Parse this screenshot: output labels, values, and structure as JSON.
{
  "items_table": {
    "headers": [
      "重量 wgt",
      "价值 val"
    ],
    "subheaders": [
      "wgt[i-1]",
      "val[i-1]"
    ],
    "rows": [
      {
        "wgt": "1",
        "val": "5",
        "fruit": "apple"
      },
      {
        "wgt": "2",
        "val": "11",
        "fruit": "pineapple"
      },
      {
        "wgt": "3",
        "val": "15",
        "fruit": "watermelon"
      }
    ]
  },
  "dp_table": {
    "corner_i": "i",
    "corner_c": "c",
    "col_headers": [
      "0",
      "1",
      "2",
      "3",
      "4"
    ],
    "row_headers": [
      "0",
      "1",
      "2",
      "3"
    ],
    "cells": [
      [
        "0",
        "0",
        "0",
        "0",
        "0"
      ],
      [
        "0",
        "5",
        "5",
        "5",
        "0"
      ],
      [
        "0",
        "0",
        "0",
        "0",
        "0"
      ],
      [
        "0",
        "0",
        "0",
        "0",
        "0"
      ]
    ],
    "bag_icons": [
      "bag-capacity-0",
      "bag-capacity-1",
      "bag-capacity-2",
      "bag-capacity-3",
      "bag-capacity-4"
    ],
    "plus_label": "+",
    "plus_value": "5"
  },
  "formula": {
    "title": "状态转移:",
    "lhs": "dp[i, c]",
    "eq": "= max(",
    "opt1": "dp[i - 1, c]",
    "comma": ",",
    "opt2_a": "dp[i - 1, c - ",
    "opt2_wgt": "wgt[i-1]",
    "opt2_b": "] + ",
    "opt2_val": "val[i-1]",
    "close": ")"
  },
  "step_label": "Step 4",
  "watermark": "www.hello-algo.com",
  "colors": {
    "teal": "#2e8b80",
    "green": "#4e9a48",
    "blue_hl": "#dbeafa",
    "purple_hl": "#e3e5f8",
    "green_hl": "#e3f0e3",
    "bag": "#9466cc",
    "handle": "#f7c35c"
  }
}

==

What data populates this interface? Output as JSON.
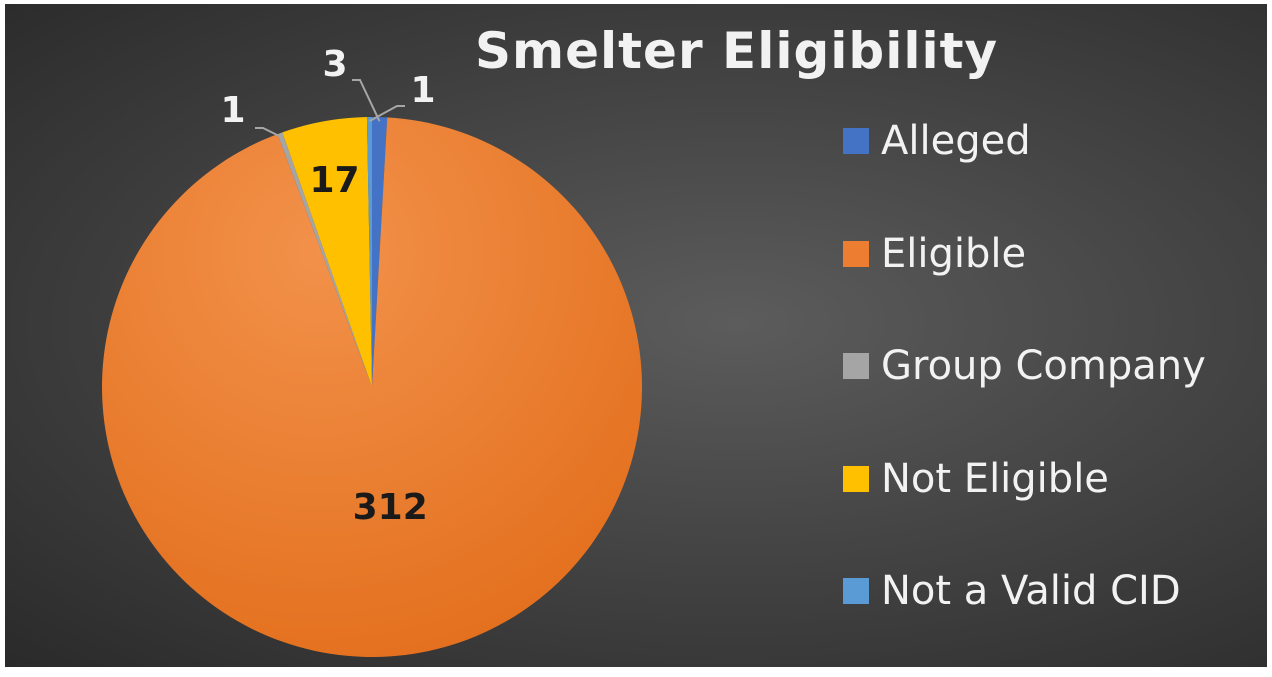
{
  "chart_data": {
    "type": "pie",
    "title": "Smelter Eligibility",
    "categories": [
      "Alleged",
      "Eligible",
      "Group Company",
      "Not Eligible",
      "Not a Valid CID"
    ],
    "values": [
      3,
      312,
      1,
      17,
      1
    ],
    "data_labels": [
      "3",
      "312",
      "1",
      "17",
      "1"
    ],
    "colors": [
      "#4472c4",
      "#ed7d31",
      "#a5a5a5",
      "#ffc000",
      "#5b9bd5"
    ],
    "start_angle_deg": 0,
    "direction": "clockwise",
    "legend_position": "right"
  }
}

Given task ▸ Which lines above hold the word "values"? Copy each of them.

The solution ▸
Parse this screenshot: output labels, values, and structure as JSON.
    "values": [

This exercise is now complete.